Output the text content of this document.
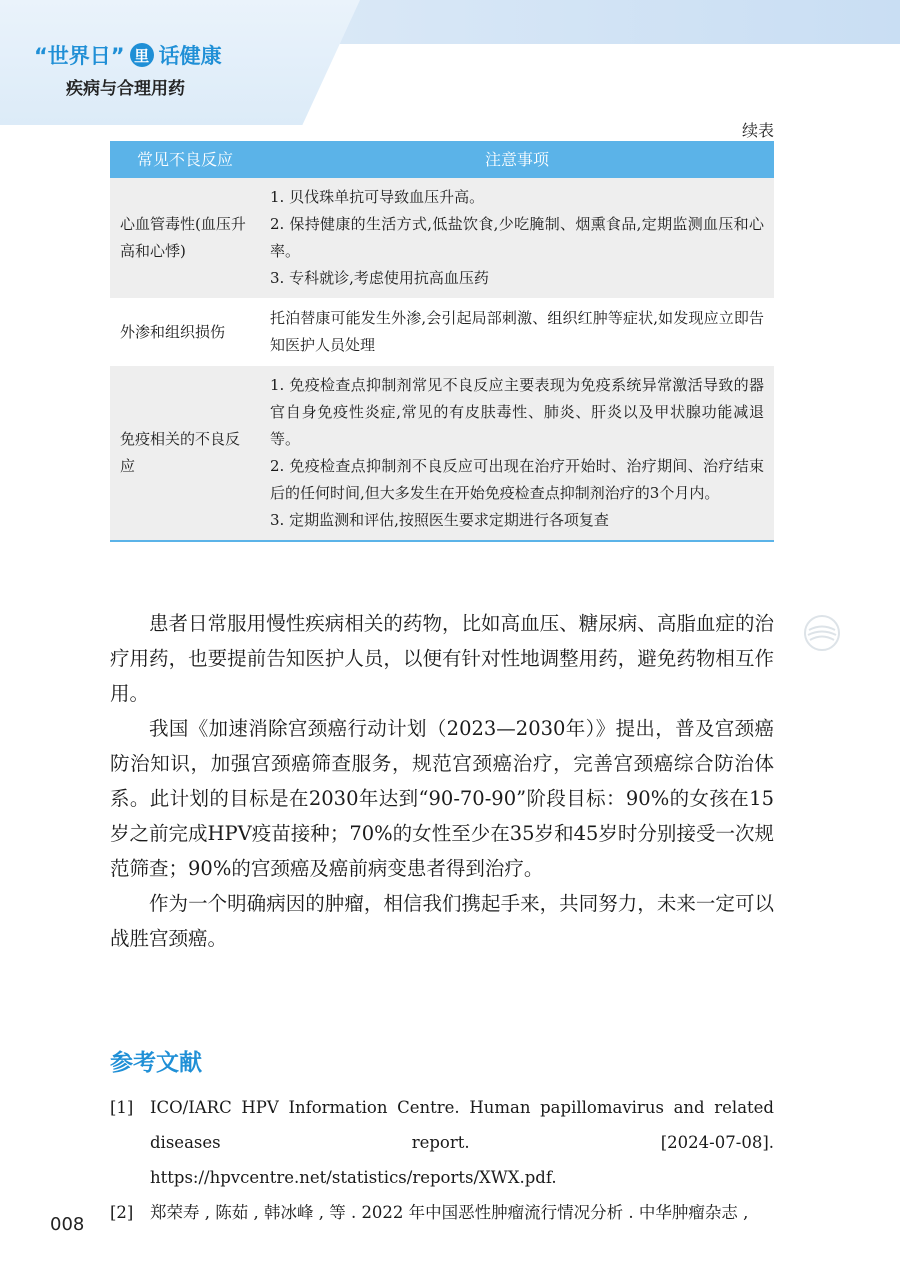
“世界日” 里 话健康
疾病与合理用药
续表
常见不良反应	注意事项
心血管毒性(血压升高和心悸)	1. 贝伐珠单抗可导致血压升高。
2. 保持健康的生活方式,低盐饮食,少吃腌制、烟熏食品,定期监测血压和心率。
3. 专科就诊,考虑使用抗高血压药

外渗和组织损伤	托泊替康可能发生外渗,会引起局部刺激、组织红肿等症状,如发现应立即告知医护人员处理

免疫相关的不良反应	1. 免疫检查点抑制剂常见不良反应主要表现为免疫系统异常激活导致的器官自身免疫性炎症,常见的有皮肤毒性、肺炎、肝炎以及甲状腺功能减退等。
2. 免疫检查点抑制剂不良反应可出现在治疗开始时、治疗期间、治疗结束后的任何时间,但大多发生在开始免疫检查点抑制剂治疗的3个月内。
3. 定期监测和评估,按照医生要求定期进行各项复查

患者日常服用慢性疾病相关的药物，比如高血压、糖尿病、高脂血症的治疗用药，也要提前告知医护人员，以便有针对性地调整用药，避免药物相互作用。

我国《加速消除宫颈癌行动计划（2023—2030年）》提出，普及宫颈癌防治知识，加强宫颈癌筛查服务，规范宫颈癌治疗，完善宫颈癌综合防治体系。此计划的目标是在2030年达到“90-70-90”阶段目标：90%的女孩在15岁之前完成HPV疫苗接种；70%的女性至少在35岁和45岁时分别接受一次规范筛查；90%的宫颈癌及癌前病变患者得到治疗。

作为一个明确病因的肿瘤，相信我们携起手来，共同努力，未来一定可以战胜宫颈癌。

参考文献
[1]	ICO/IARC HPV Information Centre. Human papillomavirus and related diseases report. [2024-07-08]. https://hpvcentre.net/statistics/reports/XWX.pdf.
[2]	郑荣寿 , 陈茹 , 韩冰峰 , 等 . 2022 年中国恶性肿瘤流行情况分析 . 中华肿瘤杂志 ,
008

____

**TO DO**
The expected result is every record above, word for word, with no pictures in it.

**WRITTEN SOLUTION**
Output the text content of this document.
“世界日” 里 话健康
疾病与合理用药
续表
常见不良反应	注意事项
心血管毒性(血压升高和心悸)	1. 贝伐珠单抗可导致血压升高。
2. 保持健康的生活方式,低盐饮食,少吃腌制、烟熏食品,定期监测血压和心率。
3. 专科就诊,考虑使用抗高血压药

外渗和组织损伤	托泊替康可能发生外渗,会引起局部刺激、组织红肿等症状,如发现应立即告知医护人员处理

免疫相关的不良反应	1. 免疫检查点抑制剂常见不良反应主要表现为免疫系统异常激活导致的器官自身免疫性炎症,常见的有皮肤毒性、肺炎、肝炎以及甲状腺功能减退等。
2. 免疫检查点抑制剂不良反应可出现在治疗开始时、治疗期间、治疗结束后的任何时间,但大多发生在开始免疫检查点抑制剂治疗的3个月内。
3. 定期监测和评估,按照医生要求定期进行各项复查

患者日常服用慢性疾病相关的药物，比如高血压、糖尿病、高脂血症的治疗用药，也要提前告知医护人员，以便有针对性地调整用药，避免药物相互作用。

我国《加速消除宫颈癌行动计划（2023—2030年）》提出，普及宫颈癌防治知识，加强宫颈癌筛查服务，规范宫颈癌治疗，完善宫颈癌综合防治体系。此计划的目标是在2030年达到“90-70-90”阶段目标：90%的女孩在15岁之前完成HPV疫苗接种；70%的女性至少在35岁和45岁时分别接受一次规范筛查；90%的宫颈癌及癌前病变患者得到治疗。

作为一个明确病因的肿瘤，相信我们携起手来，共同努力，未来一定可以战胜宫颈癌。

参考文献
[1]	ICO/IARC HPV Information Centre. Human papillomavirus and related diseases report. [2024-07-08]. https://hpvcentre.net/statistics/reports/XWX.pdf.
[2]	郑荣寿 , 陈茹 , 韩冰峰 , 等 . 2022 年中国恶性肿瘤流行情况分析 . 中华肿瘤杂志 ,
008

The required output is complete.